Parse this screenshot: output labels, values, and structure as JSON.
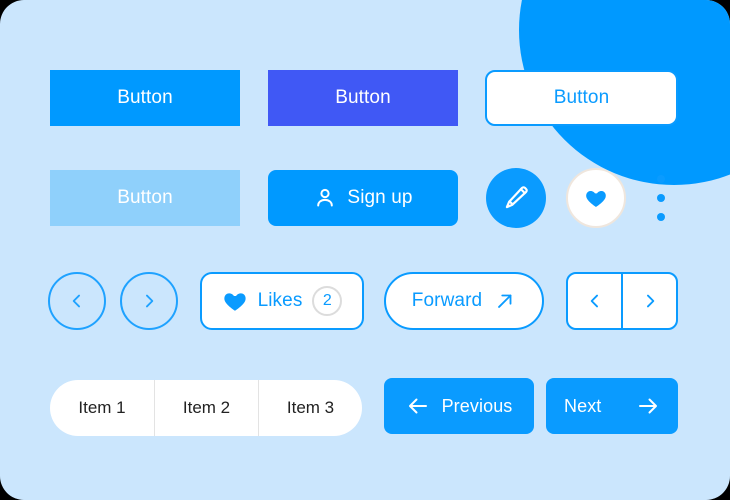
{
  "theme": {
    "page_background": "#cbe6fd",
    "primary_blue": "#0099ff",
    "accent_blue": "#0a9bff",
    "indigo": "#4058f5",
    "disabled_blue": "#8fd0fb",
    "white": "#ffffff",
    "badge_ring": "#dcdcdc",
    "heart_ring": "#efe6dd",
    "segment_divider": "#e3e3e3",
    "segment_text": "#222222"
  },
  "decor": {
    "blob_name": "blue-circle-decoration",
    "blob_color": "#0099ff"
  },
  "row1": {
    "primary_button": {
      "label": "Button",
      "icon": ""
    },
    "indigo_button": {
      "label": "Button",
      "icon": ""
    },
    "outline_button": {
      "label": "Button",
      "icon": ""
    }
  },
  "row2": {
    "disabled_button": {
      "label": "Button"
    },
    "signup_button": {
      "label": "Sign up",
      "icon": "user-icon"
    },
    "edit_button": {
      "icon": "pencil-icon"
    },
    "favorite_button": {
      "icon": "heart-icon"
    },
    "more_button": {
      "icon": "three-dots-vertical-icon"
    }
  },
  "row3": {
    "circle_prev": {
      "icon": "chevron-left-icon"
    },
    "circle_next": {
      "icon": "chevron-right-icon"
    },
    "likes_button": {
      "label": "Likes",
      "icon": "heart-icon",
      "count": "2"
    },
    "forward_button": {
      "label": "Forward",
      "icon": "arrow-up-right-icon"
    },
    "split_prev": {
      "icon": "chevron-left-icon"
    },
    "split_next": {
      "icon": "chevron-right-icon"
    }
  },
  "row4": {
    "segments": [
      {
        "label": "Item 1"
      },
      {
        "label": "Item 2"
      },
      {
        "label": "Item 3"
      }
    ],
    "previous_button": {
      "label": "Previous",
      "icon": "arrow-left-icon"
    },
    "next_button": {
      "label": "Next",
      "icon": "arrow-right-icon"
    }
  }
}
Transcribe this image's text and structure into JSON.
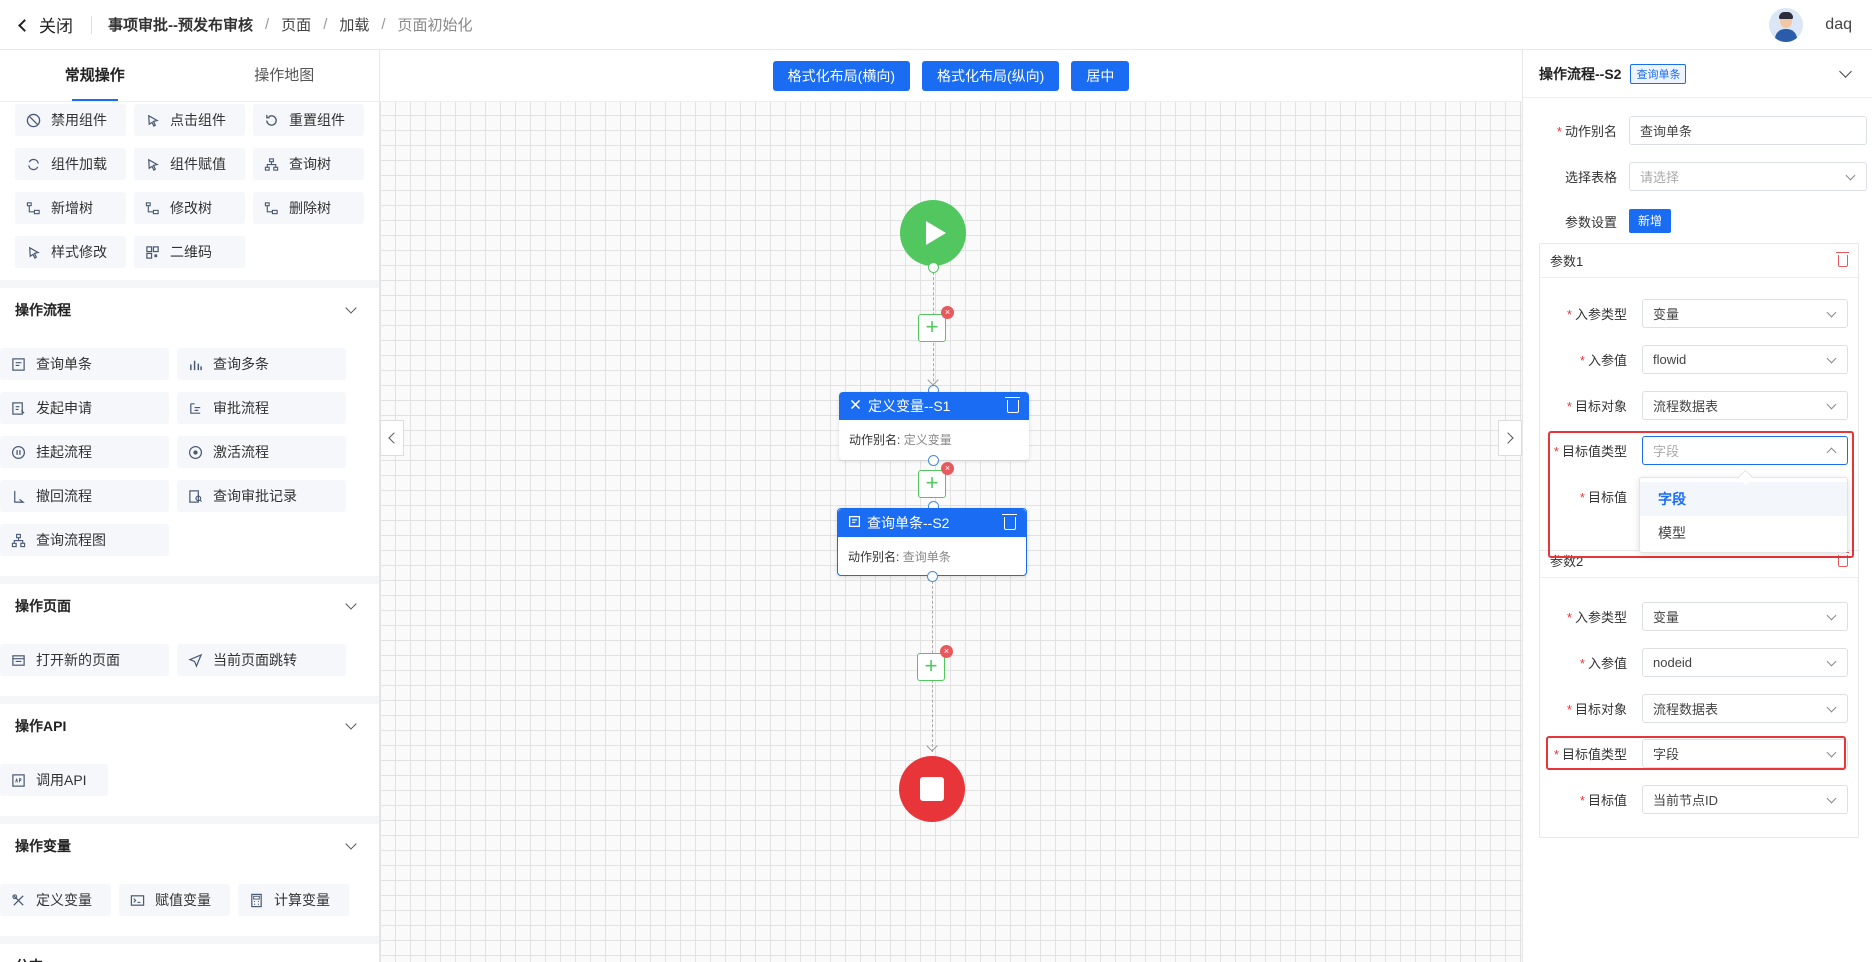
{
  "topbar": {
    "close_label": "关闭",
    "breadcrumb": [
      "事项审批--预发布审核",
      "页面",
      "加载",
      "页面初始化"
    ],
    "separator": "/",
    "username": "daq"
  },
  "left": {
    "tabs": [
      "常规操作",
      "操作地图"
    ],
    "common_items": [
      {
        "label": "禁用组件",
        "icon": "ban-icon"
      },
      {
        "label": "点击组件",
        "icon": "pointer-icon"
      },
      {
        "label": "重置组件",
        "icon": "reset-icon"
      },
      {
        "label": "组件加载",
        "icon": "refresh-icon"
      },
      {
        "label": "组件赋值",
        "icon": "pointer-icon"
      },
      {
        "label": "查询树",
        "icon": "tree-icon"
      },
      {
        "label": "新增树",
        "icon": "tree-add-icon"
      },
      {
        "label": "修改树",
        "icon": "tree-edit-icon"
      },
      {
        "label": "删除树",
        "icon": "tree-delete-icon"
      },
      {
        "label": "样式修改",
        "icon": "pointer-icon"
      },
      {
        "label": "二维码",
        "icon": "qrcode-icon"
      }
    ],
    "sections": [
      {
        "title": "操作流程",
        "items": [
          {
            "label": "查询单条",
            "icon": "query-single-icon"
          },
          {
            "label": "查询多条",
            "icon": "query-multi-icon"
          },
          {
            "label": "发起申请",
            "icon": "apply-icon"
          },
          {
            "label": "审批流程",
            "icon": "approve-icon"
          },
          {
            "label": "挂起流程",
            "icon": "pause-icon"
          },
          {
            "label": "激活流程",
            "icon": "activate-icon"
          },
          {
            "label": "撤回流程",
            "icon": "withdraw-icon"
          },
          {
            "label": "查询审批记录",
            "icon": "record-icon"
          },
          {
            "label": "查询流程图",
            "icon": "flowchart-icon"
          }
        ]
      },
      {
        "title": "操作页面",
        "items": [
          {
            "label": "打开新的页面",
            "icon": "open-page-icon"
          },
          {
            "label": "当前页面跳转",
            "icon": "send-icon"
          }
        ]
      },
      {
        "title": "操作API",
        "items": [
          {
            "label": "调用API",
            "icon": "api-icon"
          }
        ]
      },
      {
        "title": "操作变量",
        "items": [
          {
            "label": "定义变量",
            "icon": "define-var-icon"
          },
          {
            "label": "赋值变量",
            "icon": "assign-var-icon"
          },
          {
            "label": "计算变量",
            "icon": "calc-var-icon"
          }
        ]
      },
      {
        "title": "分支",
        "items": []
      }
    ]
  },
  "canvas": {
    "toolbar": [
      "格式化布局(横向)",
      "格式化布局(纵向)",
      "居中"
    ],
    "nodes": [
      {
        "title": "定义变量--S1",
        "alias_label": "动作别名:",
        "alias_value": "定义变量"
      },
      {
        "title": "查询单条--S2",
        "alias_label": "动作别名:",
        "alias_value": "查询单条"
      }
    ],
    "add_symbol": "+",
    "remove_symbol": "×"
  },
  "right": {
    "title": "操作流程--S2",
    "tag": "查询单条",
    "alias_label": "动作别名",
    "alias_value": "查询单条",
    "table_label": "选择表格",
    "table_placeholder": "请选择",
    "params_label": "参数设置",
    "add_label": "新增",
    "params": [
      {
        "name": "参数1",
        "fields": [
          {
            "label": "入参类型",
            "value": "变量"
          },
          {
            "label": "入参值",
            "value": "flowid"
          },
          {
            "label": "目标对象",
            "value": "流程数据表"
          },
          {
            "label": "目标值类型",
            "placeholder": "字段"
          },
          {
            "label": "目标值",
            "value": ""
          }
        ]
      },
      {
        "name": "参数2",
        "fields": [
          {
            "label": "入参类型",
            "value": "变量"
          },
          {
            "label": "入参值",
            "value": "nodeid"
          },
          {
            "label": "目标对象",
            "value": "流程数据表"
          },
          {
            "label": "目标值类型",
            "value": "字段"
          },
          {
            "label": "目标值",
            "value": "当前节点ID"
          }
        ]
      }
    ],
    "dropdown_options": [
      "字段",
      "模型"
    ],
    "required_mark": "*"
  },
  "colors": {
    "primary": "#1a6cf3",
    "start": "#52c760",
    "end": "#e8353a",
    "highlight": "#e8353a"
  }
}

◇ ◇ ◇

Write out all the entries again, word for word, and print no images.

Parse this screenshot: output labels, values, and structure as JSON.
{
  "theme": {
    "page_background": "#cbe6fd",
    "primary_blue": "#0099ff",
    "accent_blue": "#0a9bff",
    "indigo": "#4058f5",
    "disabled_blue": "#8fd0fb",
    "white": "#ffffff",
    "badge_ring": "#dcdcdc",
    "heart_ring": "#efe6dd",
    "segment_divider": "#e3e3e3",
    "segment_text": "#222222"
  },
  "decor": {
    "blob_name": "blue-circle-decoration",
    "blob_color": "#0099ff"
  },
  "row1": {
    "primary_button": {
      "label": "Button",
      "icon": ""
    },
    "indigo_button": {
      "label": "Button",
      "icon": ""
    },
    "outline_button": {
      "label": "Button",
      "icon": ""
    }
  },
  "row2": {
    "disabled_button": {
      "label": "Button"
    },
    "signup_button": {
      "label": "Sign up",
      "icon": "user-icon"
    },
    "edit_button": {
      "icon": "pencil-icon"
    },
    "favorite_button": {
      "icon": "heart-icon"
    },
    "more_button": {
      "icon": "three-dots-vertical-icon"
    }
  },
  "row3": {
    "circle_prev": {
      "icon": "chevron-left-icon"
    },
    "circle_next": {
      "icon": "chevron-right-icon"
    },
    "likes_button": {
      "label": "Likes",
      "icon": "heart-icon",
      "count": "2"
    },
    "forward_button": {
      "label": "Forward",
      "icon": "arrow-up-right-icon"
    },
    "split_prev": {
      "icon": "chevron-left-icon"
    },
    "split_next": {
      "icon": "chevron-right-icon"
    }
  },
  "row4": {
    "segments": [
      {
        "label": "Item 1"
      },
      {
        "label": "Item 2"
      },
      {
        "label": "Item 3"
      }
    ],
    "previous_button": {
      "label": "Previous",
      "icon": "arrow-left-icon"
    },
    "next_button": {
      "label": "Next",
      "icon": "arrow-right-icon"
    }
  }
}
Transcribe this image's text and structure into JSON.
{
  "topbar": {
    "close_label": "关闭",
    "breadcrumb": [
      "事项审批--预发布审核",
      "页面",
      "加载",
      "页面初始化"
    ],
    "separator": "/",
    "username": "daq"
  },
  "left": {
    "tabs": [
      "常规操作",
      "操作地图"
    ],
    "common_items": [
      {
        "label": "禁用组件",
        "icon": "ban-icon"
      },
      {
        "label": "点击组件",
        "icon": "pointer-icon"
      },
      {
        "label": "重置组件",
        "icon": "reset-icon"
      },
      {
        "label": "组件加载",
        "icon": "refresh-icon"
      },
      {
        "label": "组件赋值",
        "icon": "pointer-icon"
      },
      {
        "label": "查询树",
        "icon": "tree-icon"
      },
      {
        "label": "新增树",
        "icon": "tree-add-icon"
      },
      {
        "label": "修改树",
        "icon": "tree-edit-icon"
      },
      {
        "label": "删除树",
        "icon": "tree-delete-icon"
      },
      {
        "label": "样式修改",
        "icon": "pointer-icon"
      },
      {
        "label": "二维码",
        "icon": "qrcode-icon"
      }
    ],
    "sections": [
      {
        "title": "操作流程",
        "items": [
          {
            "label": "查询单条",
            "icon": "query-single-icon"
          },
          {
            "label": "查询多条",
            "icon": "query-multi-icon"
          },
          {
            "label": "发起申请",
            "icon": "apply-icon"
          },
          {
            "label": "审批流程",
            "icon": "approve-icon"
          },
          {
            "label": "挂起流程",
            "icon": "pause-icon"
          },
          {
            "label": "激活流程",
            "icon": "activate-icon"
          },
          {
            "label": "撤回流程",
            "icon": "withdraw-icon"
          },
          {
            "label": "查询审批记录",
            "icon": "record-icon"
          },
          {
            "label": "查询流程图",
            "icon": "flowchart-icon"
          }
        ]
      },
      {
        "title": "操作页面",
        "items": [
          {
            "label": "打开新的页面",
            "icon": "open-page-icon"
          },
          {
            "label": "当前页面跳转",
            "icon": "send-icon"
          }
        ]
      },
      {
        "title": "操作API",
        "items": [
          {
            "label": "调用API",
            "icon": "api-icon"
          }
        ]
      },
      {
        "title": "操作变量",
        "items": [
          {
            "label": "定义变量",
            "icon": "define-var-icon"
          },
          {
            "label": "赋值变量",
            "icon": "assign-var-icon"
          },
          {
            "label": "计算变量",
            "icon": "calc-var-icon"
          }
        ]
      },
      {
        "title": "分支",
        "items": []
      }
    ]
  },
  "canvas": {
    "toolbar": [
      "格式化布局(横向)",
      "格式化布局(纵向)",
      "居中"
    ],
    "nodes": [
      {
        "title": "定义变量--S1",
        "alias_label": "动作别名:",
        "alias_value": "定义变量"
      },
      {
        "title": "查询单条--S2",
        "alias_label": "动作别名:",
        "alias_value": "查询单条"
      }
    ],
    "add_symbol": "+",
    "remove_symbol": "×"
  },
  "right": {
    "title": "操作流程--S2",
    "tag": "查询单条",
    "alias_label": "动作别名",
    "alias_value": "查询单条",
    "table_label": "选择表格",
    "table_placeholder": "请选择",
    "params_label": "参数设置",
    "add_label": "新增",
    "params": [
      {
        "name": "参数1",
        "fields": [
          {
            "label": "入参类型",
            "value": "变量"
          },
          {
            "label": "入参值",
            "value": "flowid"
          },
          {
            "label": "目标对象",
            "value": "流程数据表"
          },
          {
            "label": "目标值类型",
            "placeholder": "字段"
          },
          {
            "label": "目标值",
            "value": ""
          }
        ]
      },
      {
        "name": "参数2",
        "fields": [
          {
            "label": "入参类型",
            "value": "变量"
          },
          {
            "label": "入参值",
            "value": "nodeid"
          },
          {
            "label": "目标对象",
            "value": "流程数据表"
          },
          {
            "label": "目标值类型",
            "value": "字段"
          },
          {
            "label": "目标值",
            "value": "当前节点ID"
          }
        ]
      }
    ],
    "dropdown_options": [
      "字段",
      "模型"
    ],
    "required_mark": "*"
  },
  "colors": {
    "primary": "#1a6cf3",
    "start": "#52c760",
    "end": "#e8353a",
    "highlight": "#e8353a"
  }
}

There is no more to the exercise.